* Problem details
Reproduce the lines of the listing below verbatim.

------ Records for this task

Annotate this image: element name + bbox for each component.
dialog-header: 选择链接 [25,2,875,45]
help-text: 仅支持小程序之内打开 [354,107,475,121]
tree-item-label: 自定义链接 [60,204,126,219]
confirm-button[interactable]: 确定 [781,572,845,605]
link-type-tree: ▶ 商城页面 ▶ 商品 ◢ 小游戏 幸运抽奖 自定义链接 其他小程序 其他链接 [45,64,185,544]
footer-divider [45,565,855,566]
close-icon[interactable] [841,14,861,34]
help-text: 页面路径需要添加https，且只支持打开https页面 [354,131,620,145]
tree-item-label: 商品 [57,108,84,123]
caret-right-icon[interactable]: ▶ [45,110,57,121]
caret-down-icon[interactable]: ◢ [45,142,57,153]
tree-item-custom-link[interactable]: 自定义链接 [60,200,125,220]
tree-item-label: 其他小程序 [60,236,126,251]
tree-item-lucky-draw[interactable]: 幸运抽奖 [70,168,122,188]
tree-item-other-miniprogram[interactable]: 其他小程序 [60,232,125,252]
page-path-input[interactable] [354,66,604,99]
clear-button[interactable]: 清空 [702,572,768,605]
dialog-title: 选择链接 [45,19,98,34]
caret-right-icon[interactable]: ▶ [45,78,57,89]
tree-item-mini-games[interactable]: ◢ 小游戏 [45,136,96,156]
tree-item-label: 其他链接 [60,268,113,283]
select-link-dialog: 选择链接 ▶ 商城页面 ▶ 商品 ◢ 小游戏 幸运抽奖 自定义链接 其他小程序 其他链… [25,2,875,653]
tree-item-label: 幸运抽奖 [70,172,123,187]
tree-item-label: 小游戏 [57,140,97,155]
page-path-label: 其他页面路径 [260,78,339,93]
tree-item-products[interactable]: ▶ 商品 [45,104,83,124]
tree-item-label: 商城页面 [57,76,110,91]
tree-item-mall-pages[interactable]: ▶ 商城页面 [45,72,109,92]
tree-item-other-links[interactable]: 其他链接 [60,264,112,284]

------------

* Result below
Annotate this image: element name + bbox for each component.
dialog-header: 选择链接 [25,2,875,45]
help-text: 仅支持小程序之内打开 [354,107,475,121]
tree-item-label: 自定义链接 [60,204,126,219]
confirm-button[interactable]: 确定 [781,572,845,605]
link-type-tree: ▶ 商城页面 ▶ 商品 ◢ 小游戏 幸运抽奖 自定义链接 其他小程序 其他链接 [45,64,185,544]
footer-divider [45,565,855,566]
close-icon[interactable] [841,14,861,34]
help-text: 页面路径需要添加https，且只支持打开https页面 [354,131,620,145]
tree-item-label: 商品 [57,108,84,123]
caret-right-icon[interactable]: ▶ [45,110,57,121]
caret-down-icon[interactable]: ◢ [45,142,57,153]
tree-item-custom-link[interactable]: 自定义链接 [60,200,125,220]
tree-item-label: 其他小程序 [60,236,126,251]
tree-item-lucky-draw[interactable]: 幸运抽奖 [70,168,122,188]
tree-item-other-miniprogram[interactable]: 其他小程序 [60,232,125,252]
page-path-input[interactable] [354,66,604,99]
clear-button[interactable]: 清空 [702,572,768,605]
dialog-title: 选择链接 [45,19,98,34]
caret-right-icon[interactable]: ▶ [45,78,57,89]
tree-item-mini-games[interactable]: ◢ 小游戏 [45,136,96,156]
tree-item-label: 其他链接 [60,268,113,283]
select-link-dialog: 选择链接 ▶ 商城页面 ▶ 商品 ◢ 小游戏 幸运抽奖 自定义链接 其他小程序 其他链… [25,2,875,653]
tree-item-label: 幸运抽奖 [70,172,123,187]
tree-item-label: 小游戏 [57,140,97,155]
page-path-label: 其他页面路径 [260,78,339,93]
tree-item-products[interactable]: ▶ 商品 [45,104,83,124]
tree-item-label: 商城页面 [57,76,110,91]
tree-item-mall-pages[interactable]: ▶ 商城页面 [45,72,109,92]
tree-item-other-links[interactable]: 其他链接 [60,264,112,284]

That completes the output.